### [Task to complete]
Find every line with the word "document". Copy those lines.

***** Dataset records *****

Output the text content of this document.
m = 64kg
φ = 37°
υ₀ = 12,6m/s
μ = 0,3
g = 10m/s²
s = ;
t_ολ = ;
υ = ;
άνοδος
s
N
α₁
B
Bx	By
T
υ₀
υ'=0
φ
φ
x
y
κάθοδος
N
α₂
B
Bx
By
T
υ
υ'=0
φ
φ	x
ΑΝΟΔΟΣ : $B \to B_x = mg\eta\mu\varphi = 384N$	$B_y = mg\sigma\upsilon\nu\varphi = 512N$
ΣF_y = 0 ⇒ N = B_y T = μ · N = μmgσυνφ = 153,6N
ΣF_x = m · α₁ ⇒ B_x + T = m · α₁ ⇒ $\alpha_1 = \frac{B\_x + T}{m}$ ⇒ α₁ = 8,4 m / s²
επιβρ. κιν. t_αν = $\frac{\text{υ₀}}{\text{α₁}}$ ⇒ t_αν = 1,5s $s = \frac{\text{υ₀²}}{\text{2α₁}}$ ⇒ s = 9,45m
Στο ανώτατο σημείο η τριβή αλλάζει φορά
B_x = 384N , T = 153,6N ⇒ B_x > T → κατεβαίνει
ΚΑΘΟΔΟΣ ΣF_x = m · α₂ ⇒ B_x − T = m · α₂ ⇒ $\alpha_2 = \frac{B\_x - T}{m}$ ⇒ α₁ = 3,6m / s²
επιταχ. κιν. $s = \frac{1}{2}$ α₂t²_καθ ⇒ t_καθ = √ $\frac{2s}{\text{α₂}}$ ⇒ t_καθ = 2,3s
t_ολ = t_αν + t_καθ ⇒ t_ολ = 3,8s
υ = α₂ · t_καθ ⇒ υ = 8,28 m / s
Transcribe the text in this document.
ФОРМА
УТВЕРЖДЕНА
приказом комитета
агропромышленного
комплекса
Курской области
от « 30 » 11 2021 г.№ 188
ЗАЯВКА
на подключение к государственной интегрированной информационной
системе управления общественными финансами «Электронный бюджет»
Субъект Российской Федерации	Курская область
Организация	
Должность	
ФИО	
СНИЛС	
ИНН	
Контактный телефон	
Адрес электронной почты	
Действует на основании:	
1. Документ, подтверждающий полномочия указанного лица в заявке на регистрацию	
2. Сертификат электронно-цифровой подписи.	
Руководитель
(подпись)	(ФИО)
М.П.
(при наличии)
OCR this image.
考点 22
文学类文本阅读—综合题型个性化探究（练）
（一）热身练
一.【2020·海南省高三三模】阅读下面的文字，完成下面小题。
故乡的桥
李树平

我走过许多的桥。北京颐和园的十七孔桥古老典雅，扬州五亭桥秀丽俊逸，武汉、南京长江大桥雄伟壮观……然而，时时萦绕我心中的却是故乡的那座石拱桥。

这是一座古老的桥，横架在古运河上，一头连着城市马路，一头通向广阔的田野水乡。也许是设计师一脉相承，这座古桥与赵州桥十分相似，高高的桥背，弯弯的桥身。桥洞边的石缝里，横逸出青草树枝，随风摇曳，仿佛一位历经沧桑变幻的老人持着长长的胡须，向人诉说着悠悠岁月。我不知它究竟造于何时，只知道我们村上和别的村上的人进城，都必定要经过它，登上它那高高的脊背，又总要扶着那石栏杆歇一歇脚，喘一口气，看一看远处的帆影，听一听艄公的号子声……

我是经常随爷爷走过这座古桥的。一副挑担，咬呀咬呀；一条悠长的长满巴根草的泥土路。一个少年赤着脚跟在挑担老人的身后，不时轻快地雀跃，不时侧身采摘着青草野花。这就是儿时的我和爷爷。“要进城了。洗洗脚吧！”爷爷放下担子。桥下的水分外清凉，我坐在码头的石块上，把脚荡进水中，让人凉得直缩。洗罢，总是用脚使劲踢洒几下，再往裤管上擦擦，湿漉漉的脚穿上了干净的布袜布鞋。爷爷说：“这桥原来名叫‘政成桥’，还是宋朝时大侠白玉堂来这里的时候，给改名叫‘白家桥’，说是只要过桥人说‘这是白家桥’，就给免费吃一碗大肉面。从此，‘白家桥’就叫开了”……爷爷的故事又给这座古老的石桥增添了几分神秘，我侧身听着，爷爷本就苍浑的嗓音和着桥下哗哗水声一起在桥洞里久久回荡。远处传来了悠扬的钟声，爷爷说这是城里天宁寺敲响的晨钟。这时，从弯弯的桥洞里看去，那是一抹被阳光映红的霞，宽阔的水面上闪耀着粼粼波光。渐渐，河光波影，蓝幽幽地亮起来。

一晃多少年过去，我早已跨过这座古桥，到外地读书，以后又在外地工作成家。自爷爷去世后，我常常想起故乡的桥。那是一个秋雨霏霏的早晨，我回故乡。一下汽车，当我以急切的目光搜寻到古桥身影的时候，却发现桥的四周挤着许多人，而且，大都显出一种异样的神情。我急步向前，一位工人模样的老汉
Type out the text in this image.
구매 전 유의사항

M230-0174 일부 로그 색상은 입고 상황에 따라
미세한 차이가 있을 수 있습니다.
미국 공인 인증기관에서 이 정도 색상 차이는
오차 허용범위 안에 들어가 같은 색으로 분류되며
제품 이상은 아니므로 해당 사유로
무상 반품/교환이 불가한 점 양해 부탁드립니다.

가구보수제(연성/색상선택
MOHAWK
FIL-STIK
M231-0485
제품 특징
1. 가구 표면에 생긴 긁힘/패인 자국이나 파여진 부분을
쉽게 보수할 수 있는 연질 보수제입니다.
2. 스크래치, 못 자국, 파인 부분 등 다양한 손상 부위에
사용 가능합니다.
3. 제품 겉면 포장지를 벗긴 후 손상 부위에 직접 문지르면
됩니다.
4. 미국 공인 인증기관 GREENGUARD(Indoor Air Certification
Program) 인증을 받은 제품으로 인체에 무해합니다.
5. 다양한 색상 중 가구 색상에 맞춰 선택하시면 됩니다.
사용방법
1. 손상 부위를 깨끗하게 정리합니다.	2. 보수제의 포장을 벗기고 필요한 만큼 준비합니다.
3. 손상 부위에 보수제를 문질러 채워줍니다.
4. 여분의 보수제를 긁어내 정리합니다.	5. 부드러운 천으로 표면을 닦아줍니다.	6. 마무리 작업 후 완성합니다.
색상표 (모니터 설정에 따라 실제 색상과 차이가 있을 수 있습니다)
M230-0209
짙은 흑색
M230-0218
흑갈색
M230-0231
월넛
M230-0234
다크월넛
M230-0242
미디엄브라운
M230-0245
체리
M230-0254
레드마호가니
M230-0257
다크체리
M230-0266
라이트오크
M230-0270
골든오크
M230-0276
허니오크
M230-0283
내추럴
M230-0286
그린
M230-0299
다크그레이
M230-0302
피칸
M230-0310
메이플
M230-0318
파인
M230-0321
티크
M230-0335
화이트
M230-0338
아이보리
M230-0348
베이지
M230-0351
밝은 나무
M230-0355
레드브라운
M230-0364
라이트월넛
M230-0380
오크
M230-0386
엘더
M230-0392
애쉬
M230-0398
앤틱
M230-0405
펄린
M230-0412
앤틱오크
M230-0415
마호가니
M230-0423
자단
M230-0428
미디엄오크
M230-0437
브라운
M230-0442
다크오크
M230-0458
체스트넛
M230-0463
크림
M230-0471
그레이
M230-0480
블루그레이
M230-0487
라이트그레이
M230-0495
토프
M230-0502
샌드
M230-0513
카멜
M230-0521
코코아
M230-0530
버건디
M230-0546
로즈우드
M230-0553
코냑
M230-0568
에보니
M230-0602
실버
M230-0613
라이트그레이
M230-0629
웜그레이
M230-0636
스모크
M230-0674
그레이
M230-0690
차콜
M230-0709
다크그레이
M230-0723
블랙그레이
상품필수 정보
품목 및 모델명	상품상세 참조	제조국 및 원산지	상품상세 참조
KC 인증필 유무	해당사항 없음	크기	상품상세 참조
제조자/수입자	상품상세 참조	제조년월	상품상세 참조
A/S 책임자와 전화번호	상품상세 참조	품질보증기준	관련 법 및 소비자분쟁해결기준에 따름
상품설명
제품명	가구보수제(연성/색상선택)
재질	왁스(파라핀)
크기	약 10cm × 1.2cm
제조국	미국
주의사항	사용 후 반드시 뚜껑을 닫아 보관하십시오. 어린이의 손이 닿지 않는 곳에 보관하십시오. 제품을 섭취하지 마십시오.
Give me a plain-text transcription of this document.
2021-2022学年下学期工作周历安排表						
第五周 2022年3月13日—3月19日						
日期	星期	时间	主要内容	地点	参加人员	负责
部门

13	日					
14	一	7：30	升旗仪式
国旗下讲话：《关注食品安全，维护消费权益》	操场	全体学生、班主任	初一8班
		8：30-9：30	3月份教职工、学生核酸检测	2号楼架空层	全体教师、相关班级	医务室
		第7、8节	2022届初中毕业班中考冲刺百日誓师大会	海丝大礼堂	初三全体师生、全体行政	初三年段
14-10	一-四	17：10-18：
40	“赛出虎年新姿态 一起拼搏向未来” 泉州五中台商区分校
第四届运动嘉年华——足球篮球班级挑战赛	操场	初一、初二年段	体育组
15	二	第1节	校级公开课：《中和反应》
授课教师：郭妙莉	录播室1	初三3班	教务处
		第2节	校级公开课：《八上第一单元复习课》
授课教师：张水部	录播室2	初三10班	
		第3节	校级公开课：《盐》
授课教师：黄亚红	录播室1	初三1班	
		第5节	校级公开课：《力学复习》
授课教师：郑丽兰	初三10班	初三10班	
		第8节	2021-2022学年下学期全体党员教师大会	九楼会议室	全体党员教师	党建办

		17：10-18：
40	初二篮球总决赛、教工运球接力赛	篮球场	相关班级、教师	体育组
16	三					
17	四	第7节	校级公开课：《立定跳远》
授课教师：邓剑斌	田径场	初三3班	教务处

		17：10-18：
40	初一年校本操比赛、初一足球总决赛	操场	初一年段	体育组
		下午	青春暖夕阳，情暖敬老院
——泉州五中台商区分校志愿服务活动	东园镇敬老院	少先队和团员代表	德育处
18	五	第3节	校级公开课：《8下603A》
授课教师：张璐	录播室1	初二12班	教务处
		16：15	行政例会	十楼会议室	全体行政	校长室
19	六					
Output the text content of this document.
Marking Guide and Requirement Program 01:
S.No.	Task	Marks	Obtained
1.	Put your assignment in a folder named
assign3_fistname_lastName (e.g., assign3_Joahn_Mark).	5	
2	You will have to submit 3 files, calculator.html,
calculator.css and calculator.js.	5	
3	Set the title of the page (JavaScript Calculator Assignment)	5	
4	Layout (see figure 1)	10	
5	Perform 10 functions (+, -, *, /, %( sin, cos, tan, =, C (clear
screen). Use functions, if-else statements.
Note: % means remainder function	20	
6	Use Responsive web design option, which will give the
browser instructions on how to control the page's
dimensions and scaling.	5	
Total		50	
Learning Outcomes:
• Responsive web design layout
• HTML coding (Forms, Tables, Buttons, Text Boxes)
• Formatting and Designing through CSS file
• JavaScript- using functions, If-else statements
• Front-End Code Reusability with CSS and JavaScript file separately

*****

### [Expected output]
Output the text content of this document.
Transcribe the text in this document.
Give me a plain-text transcription of this document.
Output the text content of this document.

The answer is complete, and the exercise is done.